Travail à faire:
A) D'après l'extrait choisi, qui le Chapitre fait-il venir en mai 1683, et quel est son métier ?
B) Selon l'extrait choisi, pourquoi le Chapitre accorde-t-il 50 livres aux marguilliers de la chapelle de Sainte Catherine le 30 avril 1703 ?

Extrait choisi:
■ ■ ■

Ci-dessus : vue de la chapelle Sainte Catherine aujourd’hui. En 2016, par chance, les belles colonnes de marbre rouge et le cadre sont toujours là.
C’est ainsi qu’au mois de mai 1683, le Chapitre appelle Jean Guitard, maître menuisier de Pamiers pour faire plusieurs rétables des chapelles et le grand jubé du choeur, et que, le 30 avril 1703, il accorde 50 livres aux marguilliers de la chapelle de Sainte Catherine, pour les aider à acheter les quatre belles colonnes de marbre rouge et le cadre qui ornent encore aujourd’hui cette chapelle. »
Conclusion
Jusqu’à la fin de l’Ancien Régime, à Mirepoix comme ailleurs, le Chapitre et l’Evêque partagent, non sans conflits, à la fois un rôle ecclésial et, en matière d’enseignement au moins, un rôle d’administrateurs civils. Feu Maître Alexis Laugé, prébendier du chapitre, bénéficiait là d’un revenu de dix-huit livres capitulaires, soit – sachant qu’en 1776 une livre capitulaire valait 24 livres 10 sols tournois – 18 livres capitulaires x 24 livres 10 sols tournois = 434 livres environ. On ne sait pas si, comme nombre d’autres prébendiers, Maître Alexis Laugé se trouvait chargé d’une cure susceptible de compléter le revenu de sa prébende première.

■ ■ ■

Données fournies:

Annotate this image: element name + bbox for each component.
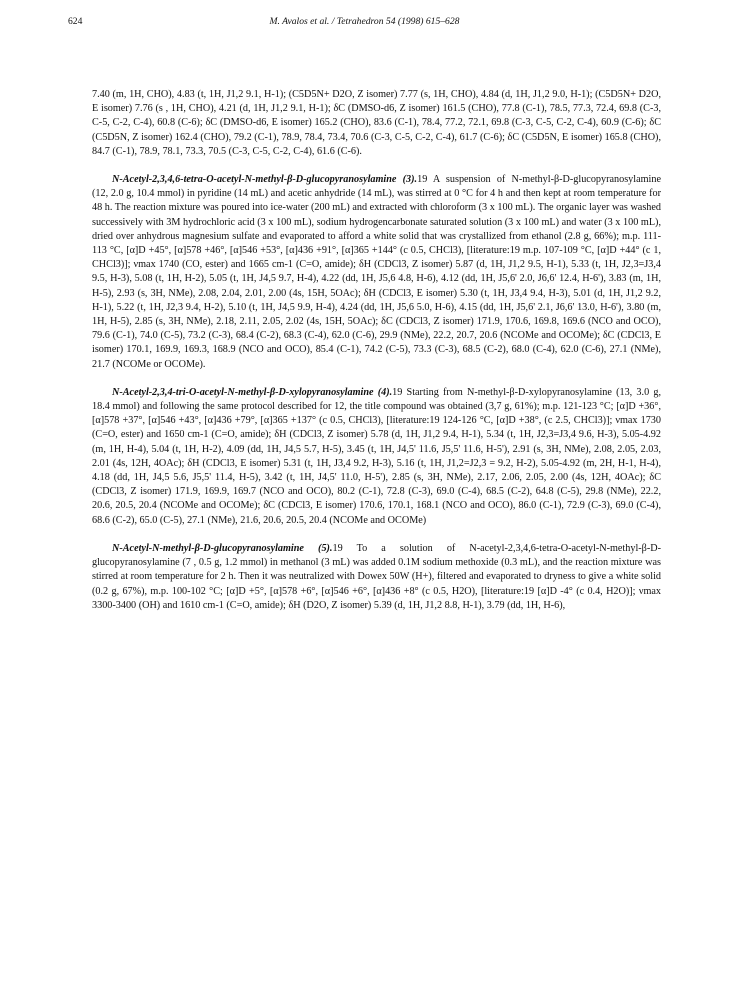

■ ■ ■

Réponses aux consignes:
A) Jean Guitard, maître menuisier de Pamiers.

B) Cette somme doit les aider à acheter les quatre belles colonnes de marbre rouge et le cadre qui ornent encore aujourd'hui la chapelle.